━━━ Data extract ━━━
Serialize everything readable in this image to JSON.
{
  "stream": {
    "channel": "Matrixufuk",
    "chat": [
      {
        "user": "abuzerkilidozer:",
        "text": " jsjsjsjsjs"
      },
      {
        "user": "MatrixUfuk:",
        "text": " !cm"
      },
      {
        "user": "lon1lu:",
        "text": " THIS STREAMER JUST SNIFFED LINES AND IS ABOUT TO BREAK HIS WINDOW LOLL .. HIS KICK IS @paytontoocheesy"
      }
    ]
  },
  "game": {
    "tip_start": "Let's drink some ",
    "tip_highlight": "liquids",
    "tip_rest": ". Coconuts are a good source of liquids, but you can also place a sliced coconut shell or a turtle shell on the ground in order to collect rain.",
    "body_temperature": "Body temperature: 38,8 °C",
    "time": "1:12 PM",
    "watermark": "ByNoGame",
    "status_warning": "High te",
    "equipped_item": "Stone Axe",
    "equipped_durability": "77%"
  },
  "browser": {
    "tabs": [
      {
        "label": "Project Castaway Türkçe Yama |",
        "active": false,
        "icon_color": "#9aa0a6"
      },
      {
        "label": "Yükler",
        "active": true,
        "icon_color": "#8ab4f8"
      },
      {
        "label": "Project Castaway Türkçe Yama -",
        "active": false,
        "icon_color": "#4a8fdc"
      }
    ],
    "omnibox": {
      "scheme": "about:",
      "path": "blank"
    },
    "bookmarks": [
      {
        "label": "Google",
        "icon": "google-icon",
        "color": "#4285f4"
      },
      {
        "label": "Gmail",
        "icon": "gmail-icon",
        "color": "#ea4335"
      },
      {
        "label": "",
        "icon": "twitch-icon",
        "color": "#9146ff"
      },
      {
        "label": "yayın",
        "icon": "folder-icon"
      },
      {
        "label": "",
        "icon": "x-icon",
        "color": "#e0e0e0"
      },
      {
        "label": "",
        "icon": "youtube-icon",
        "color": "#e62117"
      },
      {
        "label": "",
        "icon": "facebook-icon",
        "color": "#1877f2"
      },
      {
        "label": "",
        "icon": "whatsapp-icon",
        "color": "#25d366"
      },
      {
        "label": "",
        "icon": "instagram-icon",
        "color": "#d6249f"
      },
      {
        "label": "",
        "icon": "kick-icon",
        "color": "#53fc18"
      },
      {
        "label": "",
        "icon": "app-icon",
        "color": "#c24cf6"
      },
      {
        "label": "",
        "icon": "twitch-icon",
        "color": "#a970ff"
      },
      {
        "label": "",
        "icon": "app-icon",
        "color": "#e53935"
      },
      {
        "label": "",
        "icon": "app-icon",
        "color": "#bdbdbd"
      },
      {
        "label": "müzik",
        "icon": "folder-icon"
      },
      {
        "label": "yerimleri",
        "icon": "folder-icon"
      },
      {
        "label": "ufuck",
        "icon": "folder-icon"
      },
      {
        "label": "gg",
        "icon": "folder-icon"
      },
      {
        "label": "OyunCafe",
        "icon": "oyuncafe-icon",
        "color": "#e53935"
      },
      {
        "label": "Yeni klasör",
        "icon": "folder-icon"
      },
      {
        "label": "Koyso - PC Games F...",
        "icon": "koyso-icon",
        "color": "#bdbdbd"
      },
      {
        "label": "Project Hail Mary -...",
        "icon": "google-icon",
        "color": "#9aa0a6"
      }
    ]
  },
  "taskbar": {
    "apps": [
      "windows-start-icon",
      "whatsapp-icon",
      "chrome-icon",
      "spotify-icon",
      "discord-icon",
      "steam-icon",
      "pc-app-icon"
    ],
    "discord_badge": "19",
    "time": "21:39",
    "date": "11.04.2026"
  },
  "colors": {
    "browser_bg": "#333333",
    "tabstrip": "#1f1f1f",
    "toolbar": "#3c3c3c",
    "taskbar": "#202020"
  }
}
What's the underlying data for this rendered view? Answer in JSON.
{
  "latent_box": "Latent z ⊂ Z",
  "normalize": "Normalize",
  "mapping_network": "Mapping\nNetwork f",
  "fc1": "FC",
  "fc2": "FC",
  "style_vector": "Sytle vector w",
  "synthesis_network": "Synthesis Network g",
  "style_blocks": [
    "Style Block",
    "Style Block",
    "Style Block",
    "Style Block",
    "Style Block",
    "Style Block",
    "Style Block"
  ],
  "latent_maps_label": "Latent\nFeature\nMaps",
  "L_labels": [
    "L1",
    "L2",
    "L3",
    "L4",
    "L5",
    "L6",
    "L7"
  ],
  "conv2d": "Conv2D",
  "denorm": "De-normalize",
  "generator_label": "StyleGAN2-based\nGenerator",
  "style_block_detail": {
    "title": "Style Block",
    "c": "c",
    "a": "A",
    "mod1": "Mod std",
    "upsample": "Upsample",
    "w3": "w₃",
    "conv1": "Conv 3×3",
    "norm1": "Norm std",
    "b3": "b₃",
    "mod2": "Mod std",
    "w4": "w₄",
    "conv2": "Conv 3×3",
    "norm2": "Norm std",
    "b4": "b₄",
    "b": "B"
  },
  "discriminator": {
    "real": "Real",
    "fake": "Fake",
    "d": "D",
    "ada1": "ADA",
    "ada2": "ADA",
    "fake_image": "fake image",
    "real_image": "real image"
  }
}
━━━
• _What is expected_
Each line from the one containing "What's the underlying" to the end of the listing above should be copied exactly, and nothing else.

• _Problem solution_
What's the underlying data for this rendered view? Answer in JSON.
{
  "latent_box": "Latent z ⊂ Z",
  "normalize": "Normalize",
  "mapping_network": "Mapping\nNetwork f",
  "fc1": "FC",
  "fc2": "FC",
  "style_vector": "Sytle vector w",
  "synthesis_network": "Synthesis Network g",
  "style_blocks": [
    "Style Block",
    "Style Block",
    "Style Block",
    "Style Block",
    "Style Block",
    "Style Block",
    "Style Block"
  ],
  "latent_maps_label": "Latent\nFeature\nMaps",
  "L_labels": [
    "L1",
    "L2",
    "L3",
    "L4",
    "L5",
    "L6",
    "L7"
  ],
  "conv2d": "Conv2D",
  "denorm": "De-normalize",
  "generator_label": "StyleGAN2-based\nGenerator",
  "style_block_detail": {
    "title": "Style Block",
    "c": "c",
    "a": "A",
    "mod1": "Mod std",
    "upsample": "Upsample",
    "w3": "w₃",
    "conv1": "Conv 3×3",
    "norm1": "Norm std",
    "b3": "b₃",
    "mod2": "Mod std",
    "w4": "w₄",
    "conv2": "Conv 3×3",
    "norm2": "Norm std",
    "b4": "b₄",
    "b": "B"
  },
  "discriminator": {
    "real": "Real",
    "fake": "Fake",
    "d": "D",
    "ada1": "ADA",
    "ada2": "ADA",
    "fake_image": "fake image",
    "real_image": "real image"
  }
}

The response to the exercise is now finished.